Data extracted from a collection:
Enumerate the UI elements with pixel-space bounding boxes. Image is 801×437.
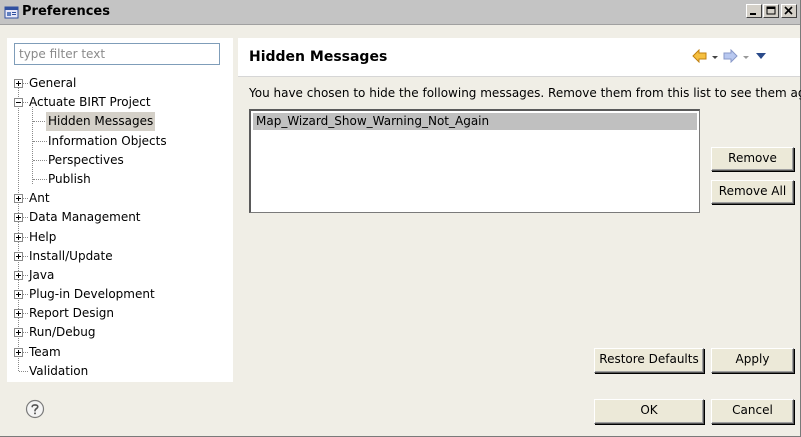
- minimize-icon: [750, 13, 756, 15]
- back-arrow-icon[interactable]: [692, 48, 708, 66]
- forward-menu-chevron-down-icon[interactable]: [742, 51, 750, 65]
- restore-defaults-button[interactable]: Restore Defaults: [594, 348, 704, 373]
- tree-item-perspectives[interactable]: Perspectives: [14, 151, 230, 170]
- maximize-icon: [766, 6, 776, 15]
- tree-item-plugin-development[interactable]: Plug-in Development: [14, 285, 230, 304]
- tree-item-java[interactable]: Java: [14, 266, 230, 285]
- expand-icon[interactable]: [14, 213, 23, 223]
- remove-all-button[interactable]: Remove All: [711, 180, 794, 204]
- expand-icon[interactable]: [14, 290, 23, 300]
- title-bar[interactable]: Preferences: [0, 0, 800, 25]
- tree-item-ant[interactable]: Ant: [14, 189, 230, 208]
- cancel-button[interactable]: Cancel: [711, 399, 794, 424]
- expand-icon[interactable]: [14, 309, 23, 319]
- forward-arrow-icon[interactable]: [722, 48, 738, 66]
- expand-icon[interactable]: [14, 232, 23, 242]
- tree-item-validation[interactable]: Validation: [14, 362, 230, 381]
- tree-item-information-objects[interactable]: Information Objects: [14, 132, 230, 151]
- tree-item-hidden-messages[interactable]: Hidden Messages: [14, 112, 230, 132]
- view-menu-chevron-down-icon[interactable]: [755, 50, 767, 64]
- expand-icon[interactable]: [14, 79, 23, 88]
- tree-item-team[interactable]: Team: [14, 343, 230, 362]
- minimize-button[interactable]: [746, 4, 762, 18]
- tree-item-publish[interactable]: Publish: [14, 170, 230, 189]
- tree-item-label-selected: Hidden Messages: [46, 112, 156, 132]
- tree-item-general[interactable]: General: [14, 74, 230, 93]
- expand-icon[interactable]: [14, 328, 23, 338]
- filter-input[interactable]: [14, 43, 220, 65]
- tree-item-actuate-birt-project[interactable]: Actuate BIRT Project: [14, 93, 230, 112]
- tree-item-data-management[interactable]: Data Management: [14, 208, 230, 227]
- window-title: Preferences: [22, 4, 110, 19]
- back-menu-chevron-down-icon[interactable]: [711, 51, 719, 65]
- expand-icon[interactable]: [14, 347, 23, 357]
- ok-button[interactable]: OK: [594, 399, 704, 424]
- hidden-messages-list[interactable]: Map_Wizard_Show_Warning_Not_Again: [249, 109, 700, 213]
- expand-icon[interactable]: [14, 251, 23, 261]
- help-icon[interactable]: [25, 399, 45, 419]
- preferences-tree: General Actuate BIRT Project Hidden Mess…: [14, 74, 230, 381]
- close-icon: [784, 6, 793, 15]
- tree-item-run-debug[interactable]: Run/Debug: [14, 323, 230, 342]
- page-title: Hidden Messages: [249, 49, 388, 65]
- close-button[interactable]: [781, 4, 797, 18]
- expand-icon[interactable]: [14, 194, 23, 204]
- maximize-button[interactable]: [763, 4, 779, 18]
- preferences-window: Preferences General Actuate BIRT Project: [0, 0, 801, 437]
- page-description: You have chosen to hide the following me…: [249, 86, 801, 100]
- remove-button[interactable]: Remove: [711, 147, 794, 171]
- tree-item-report-design[interactable]: Report Design: [14, 304, 230, 323]
- list-item[interactable]: Map_Wizard_Show_Warning_Not_Again: [253, 113, 697, 130]
- tree-item-help[interactable]: Help: [14, 228, 230, 247]
- expand-icon[interactable]: [14, 270, 23, 280]
- tree-item-install-update[interactable]: Install/Update: [14, 247, 230, 266]
- preferences-app-icon: [4, 6, 19, 19]
- collapse-icon[interactable]: [14, 98, 23, 108]
- apply-button[interactable]: Apply: [711, 348, 794, 373]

Problem description: Identify each line above containing the string "Remove" and copy those lines in full. Case counts.

Written solution:
- remove-all-button[interactable]: Remove All: [711, 180, 794, 204]
- remove-button[interactable]: Remove: [711, 147, 794, 171]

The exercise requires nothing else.